● AIM
Print the full listing exactly.

● RECORDS FOR THE EXERCISE
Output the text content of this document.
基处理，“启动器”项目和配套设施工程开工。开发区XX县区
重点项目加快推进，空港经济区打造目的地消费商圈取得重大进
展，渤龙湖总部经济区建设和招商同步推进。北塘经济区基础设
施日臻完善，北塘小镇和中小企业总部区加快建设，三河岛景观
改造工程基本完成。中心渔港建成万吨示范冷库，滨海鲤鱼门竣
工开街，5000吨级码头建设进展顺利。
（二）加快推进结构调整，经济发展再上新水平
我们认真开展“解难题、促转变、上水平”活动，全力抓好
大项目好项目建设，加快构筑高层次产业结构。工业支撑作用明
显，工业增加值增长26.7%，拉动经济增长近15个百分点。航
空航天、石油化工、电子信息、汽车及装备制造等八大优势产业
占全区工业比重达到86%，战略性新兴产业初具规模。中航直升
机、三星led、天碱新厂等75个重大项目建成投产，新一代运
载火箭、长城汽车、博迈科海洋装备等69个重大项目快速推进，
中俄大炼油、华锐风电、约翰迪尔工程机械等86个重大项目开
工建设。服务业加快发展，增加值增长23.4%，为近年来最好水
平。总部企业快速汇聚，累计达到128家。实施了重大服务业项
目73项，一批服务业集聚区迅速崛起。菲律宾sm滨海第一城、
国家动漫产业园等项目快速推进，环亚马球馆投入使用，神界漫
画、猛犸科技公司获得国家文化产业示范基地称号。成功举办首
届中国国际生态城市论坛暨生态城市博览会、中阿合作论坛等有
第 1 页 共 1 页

● RESPONSE
Output the text content of this document.
基处理，“启动器”项目和配套设施工程开工。开发区XX县区
重点项目加快推进，空港经济区打造目的地消费商圈取得重大进
展，渤龙湖总部经济区建设和招商同步推进。北塘经济区基础设
施日臻完善，北塘小镇和中小企业总部区加快建设，三河岛景观
改造工程基本完成。中心渔港建成万吨示范冷库，滨海鲤鱼门竣
工开街，5000吨级码头建设进展顺利。
（二）加快推进结构调整，经济发展再上新水平
我们认真开展“解难题、促转变、上水平”活动，全力抓好
大项目好项目建设，加快构筑高层次产业结构。工业支撑作用明
显，工业增加值增长26.7%，拉动经济增长近15个百分点。航
空航天、石油化工、电子信息、汽车及装备制造等八大优势产业
占全区工业比重达到86%，战略性新兴产业初具规模。中航直升
机、三星led、天碱新厂等75个重大项目建成投产，新一代运
载火箭、长城汽车、博迈科海洋装备等69个重大项目快速推进，
中俄大炼油、华锐风电、约翰迪尔工程机械等86个重大项目开
工建设。服务业加快发展，增加值增长23.4%，为近年来最好水
平。总部企业快速汇聚，累计达到128家。实施了重大服务业项
目73项，一批服务业集聚区迅速崛起。菲律宾sm滨海第一城、
国家动漫产业园等项目快速推进，环亚马球馆投入使用，神界漫
画、猛犸科技公司获得国家文化产业示范基地称号。成功举办首
届中国国际生态城市论坛暨生态城市博览会、中阿合作论坛等有
第 1 页 共 1 页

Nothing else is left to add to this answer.